### Extrait
■ ■ ■ ■

La coupe introduit dans le vers certain élément plastique et visuel, ou plutôt elle est la face plastique et visuelle de ce qui a pour figure auditive l’accent rythmique : d’abord elle évoque généralement une attitude aux yeux, ensuite elle est liée à l’appareil typographique du vers.

Or Mallarmé — et c’est une raison de son attachement à la métrique traditionnelle — a une perception visuelle du vers. « Qu’une moyenne étendue de mots, sous la compréhension du regard, se range en traits définitifs, avec quoi le silence[1].» Il n’aurait pas admis que le vers existe seulement pour l’oreille. Banville parle de façon exacte, mais peu parnassienne, lorsqu’il écrit dans son Petit Traité : « Le Vers est la parole humaine rythmée de façon à pouvoir être chantée, et à proprement parler il n’y a pas de poésie et de vers en dehors du chant. » Je sais bien que le chant ici c’est la diction poétique. Mais les Parnassiens, fermés à la musique et d’une imagination toute visuelle, destinaient leurs vers surtout à être lus. « Je crois, disait Gautier, qu’il faut surtout dans la phrase un rythme oculaire. Un livre est fait pour être lu, non parlé à haute voix[2]. » Les poèmes à forme fixe que Banville a souvent ressuscités avec bonheur l’attestent particulièrement et nous présentent le contraste le plus exact avec, par exemple, la laisse rythmique de M. Vielé-Griffin.

■ ■ ■ ■

### Entrées

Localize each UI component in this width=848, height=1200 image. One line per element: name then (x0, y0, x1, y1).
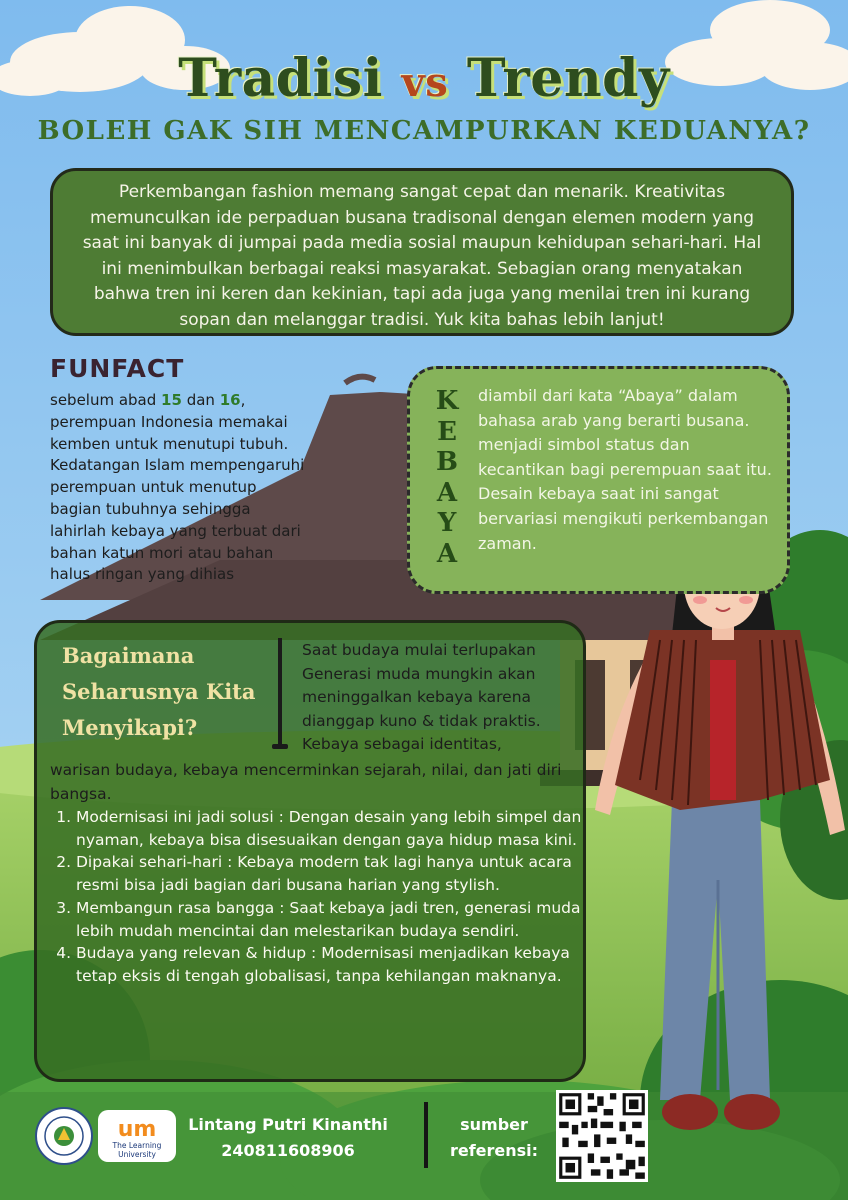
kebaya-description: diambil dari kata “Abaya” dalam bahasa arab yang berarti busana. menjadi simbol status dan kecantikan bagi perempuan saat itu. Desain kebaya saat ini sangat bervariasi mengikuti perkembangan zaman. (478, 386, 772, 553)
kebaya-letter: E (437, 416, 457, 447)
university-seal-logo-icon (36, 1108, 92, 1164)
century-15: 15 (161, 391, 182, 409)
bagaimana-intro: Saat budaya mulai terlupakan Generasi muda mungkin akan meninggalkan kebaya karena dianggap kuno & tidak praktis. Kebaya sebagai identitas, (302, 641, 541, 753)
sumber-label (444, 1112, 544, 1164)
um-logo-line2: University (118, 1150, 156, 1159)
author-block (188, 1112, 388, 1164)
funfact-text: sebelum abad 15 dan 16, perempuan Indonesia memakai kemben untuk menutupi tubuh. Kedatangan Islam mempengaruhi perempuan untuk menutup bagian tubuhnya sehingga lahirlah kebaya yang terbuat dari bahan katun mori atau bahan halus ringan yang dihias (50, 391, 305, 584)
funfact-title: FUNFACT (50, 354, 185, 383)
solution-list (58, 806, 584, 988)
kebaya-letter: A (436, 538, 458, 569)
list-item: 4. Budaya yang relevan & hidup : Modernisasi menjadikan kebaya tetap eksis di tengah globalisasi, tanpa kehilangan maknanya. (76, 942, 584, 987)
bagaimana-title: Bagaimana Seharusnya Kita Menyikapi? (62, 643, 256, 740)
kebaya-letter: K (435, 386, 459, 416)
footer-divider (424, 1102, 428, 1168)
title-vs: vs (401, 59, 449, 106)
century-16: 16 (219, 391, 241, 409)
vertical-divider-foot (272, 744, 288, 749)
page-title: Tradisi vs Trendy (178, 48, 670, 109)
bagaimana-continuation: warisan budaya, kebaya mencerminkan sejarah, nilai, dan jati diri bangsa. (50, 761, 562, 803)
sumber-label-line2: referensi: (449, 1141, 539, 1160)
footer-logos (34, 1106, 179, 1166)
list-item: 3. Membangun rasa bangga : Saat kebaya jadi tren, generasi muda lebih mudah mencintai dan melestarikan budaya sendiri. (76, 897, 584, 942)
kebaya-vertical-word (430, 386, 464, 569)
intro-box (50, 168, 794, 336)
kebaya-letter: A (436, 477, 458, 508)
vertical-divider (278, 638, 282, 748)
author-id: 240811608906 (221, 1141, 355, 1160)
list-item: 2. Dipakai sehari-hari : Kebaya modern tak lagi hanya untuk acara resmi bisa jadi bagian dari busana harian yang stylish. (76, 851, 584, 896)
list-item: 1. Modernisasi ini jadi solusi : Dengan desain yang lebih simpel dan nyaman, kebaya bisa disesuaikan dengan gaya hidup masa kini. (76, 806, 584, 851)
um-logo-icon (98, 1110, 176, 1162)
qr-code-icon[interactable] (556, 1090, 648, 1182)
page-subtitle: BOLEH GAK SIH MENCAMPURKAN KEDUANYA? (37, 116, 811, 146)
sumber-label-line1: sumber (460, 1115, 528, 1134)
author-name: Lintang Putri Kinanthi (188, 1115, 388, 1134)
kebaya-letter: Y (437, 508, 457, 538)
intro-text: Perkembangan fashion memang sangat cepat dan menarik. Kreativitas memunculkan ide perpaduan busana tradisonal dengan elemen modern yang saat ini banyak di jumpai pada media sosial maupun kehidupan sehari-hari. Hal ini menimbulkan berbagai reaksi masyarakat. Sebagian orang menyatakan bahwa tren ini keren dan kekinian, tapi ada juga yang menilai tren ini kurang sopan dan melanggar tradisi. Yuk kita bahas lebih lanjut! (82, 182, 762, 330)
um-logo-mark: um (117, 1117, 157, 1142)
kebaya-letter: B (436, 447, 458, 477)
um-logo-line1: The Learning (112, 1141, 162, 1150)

■ ■ ■ ■

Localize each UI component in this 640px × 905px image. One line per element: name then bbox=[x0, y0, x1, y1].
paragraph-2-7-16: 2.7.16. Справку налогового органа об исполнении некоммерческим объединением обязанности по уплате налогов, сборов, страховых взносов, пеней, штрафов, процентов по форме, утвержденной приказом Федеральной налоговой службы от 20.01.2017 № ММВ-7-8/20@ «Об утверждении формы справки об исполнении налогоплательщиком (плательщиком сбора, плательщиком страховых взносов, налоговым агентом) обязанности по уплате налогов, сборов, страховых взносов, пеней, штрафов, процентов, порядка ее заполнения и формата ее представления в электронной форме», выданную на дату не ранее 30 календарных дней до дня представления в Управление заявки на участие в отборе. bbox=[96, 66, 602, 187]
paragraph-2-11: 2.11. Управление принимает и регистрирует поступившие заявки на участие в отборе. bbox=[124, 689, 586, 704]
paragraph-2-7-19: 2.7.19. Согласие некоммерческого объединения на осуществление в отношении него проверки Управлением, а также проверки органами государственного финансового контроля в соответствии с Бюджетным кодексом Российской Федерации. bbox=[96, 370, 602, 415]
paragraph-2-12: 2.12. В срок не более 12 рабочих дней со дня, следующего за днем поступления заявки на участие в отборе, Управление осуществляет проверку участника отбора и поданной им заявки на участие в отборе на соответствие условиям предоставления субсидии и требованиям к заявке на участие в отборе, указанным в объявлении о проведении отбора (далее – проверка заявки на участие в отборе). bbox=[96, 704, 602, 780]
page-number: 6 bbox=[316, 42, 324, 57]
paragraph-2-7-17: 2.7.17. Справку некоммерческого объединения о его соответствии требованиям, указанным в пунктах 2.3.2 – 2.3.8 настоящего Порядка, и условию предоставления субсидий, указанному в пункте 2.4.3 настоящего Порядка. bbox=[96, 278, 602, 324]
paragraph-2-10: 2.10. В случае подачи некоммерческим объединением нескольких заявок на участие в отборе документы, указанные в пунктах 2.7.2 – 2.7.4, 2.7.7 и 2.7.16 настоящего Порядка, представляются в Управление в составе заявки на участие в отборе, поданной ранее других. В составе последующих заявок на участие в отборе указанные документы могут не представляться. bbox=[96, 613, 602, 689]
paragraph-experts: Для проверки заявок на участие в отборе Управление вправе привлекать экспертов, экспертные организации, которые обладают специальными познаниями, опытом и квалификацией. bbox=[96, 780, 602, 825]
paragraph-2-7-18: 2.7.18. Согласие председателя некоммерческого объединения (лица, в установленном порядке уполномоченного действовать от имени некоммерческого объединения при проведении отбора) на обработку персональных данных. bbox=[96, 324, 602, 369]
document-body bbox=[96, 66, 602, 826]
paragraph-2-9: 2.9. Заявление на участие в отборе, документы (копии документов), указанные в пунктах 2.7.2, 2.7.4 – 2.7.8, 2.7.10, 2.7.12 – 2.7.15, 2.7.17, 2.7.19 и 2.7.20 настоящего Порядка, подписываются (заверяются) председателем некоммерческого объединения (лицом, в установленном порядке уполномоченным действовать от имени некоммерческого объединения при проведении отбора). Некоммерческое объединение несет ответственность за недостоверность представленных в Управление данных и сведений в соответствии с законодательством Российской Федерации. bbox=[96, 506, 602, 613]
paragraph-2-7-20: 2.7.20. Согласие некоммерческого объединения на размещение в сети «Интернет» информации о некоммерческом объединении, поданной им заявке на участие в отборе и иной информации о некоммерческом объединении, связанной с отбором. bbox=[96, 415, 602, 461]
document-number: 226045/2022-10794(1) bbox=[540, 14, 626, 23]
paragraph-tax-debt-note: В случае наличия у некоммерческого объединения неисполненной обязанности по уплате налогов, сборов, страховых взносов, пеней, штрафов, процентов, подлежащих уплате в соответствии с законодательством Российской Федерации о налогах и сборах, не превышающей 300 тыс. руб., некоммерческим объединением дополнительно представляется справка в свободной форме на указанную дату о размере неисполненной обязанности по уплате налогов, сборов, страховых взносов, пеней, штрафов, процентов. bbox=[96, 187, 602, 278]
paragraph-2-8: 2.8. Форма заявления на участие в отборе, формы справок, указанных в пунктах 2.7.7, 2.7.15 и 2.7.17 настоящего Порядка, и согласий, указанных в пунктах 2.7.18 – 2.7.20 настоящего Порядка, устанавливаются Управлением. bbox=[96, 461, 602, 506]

■ ■ ■ ■

### Consigne 1
Répondez à ces questions d'après l'extrait sur le vers.
(a) Outre une attitude aux yeux, à quoi la coupe est-elle liée ?
(b) Dans quel ouvrage Banville écrit-il la phrase citée sur le vers et le chant ?
(c) Selon Gautier, pour quoi un livre est-il fait ?
### Consigne 2
Citez l'extrait sur le vers de « La coupe introduit » jusqu'à « typographique du vers. » inclus.
### Consigne 3
Poursuivez l'extrait sur le vers à partir de sa dernière phrase.
Les données forment un matériau à part, sans lien avec l'extrait sur le vers.

### Bonne réponse 1
(a) À l'appareil typographique du vers.
(b) Dans son Petit Traité.
(c) Pour être lu, non parlé à haute voix.

### Bonne réponse 2
La coupe introduit dans le vers certain élément plastique et visuel, ou plutôt elle est la face plastique et visuelle de ce qui a pour figure auditive l’accent rythmique : d’abord elle évoque généralement une attitude aux yeux, ensuite elle est liée à l’appareil typographique du vers.

### Bonne réponse 3
Cette perception visuelle du vers, nous verrons Mallarmé la pousser très loin, et chez lui une théorie subtile se former au sujet de la typographie poétique, rayonnement, en somme, de la coupe.

Son alexandrin, à moins d’intentions, plutôt que

  1. Divagations, p. 242.
  2. Cité par Ribot (Imagination créatrice, p. 167). Brunetière a insisté fréquemment sur le caractère, au contraire, parlé de la phrase du xviie siècle.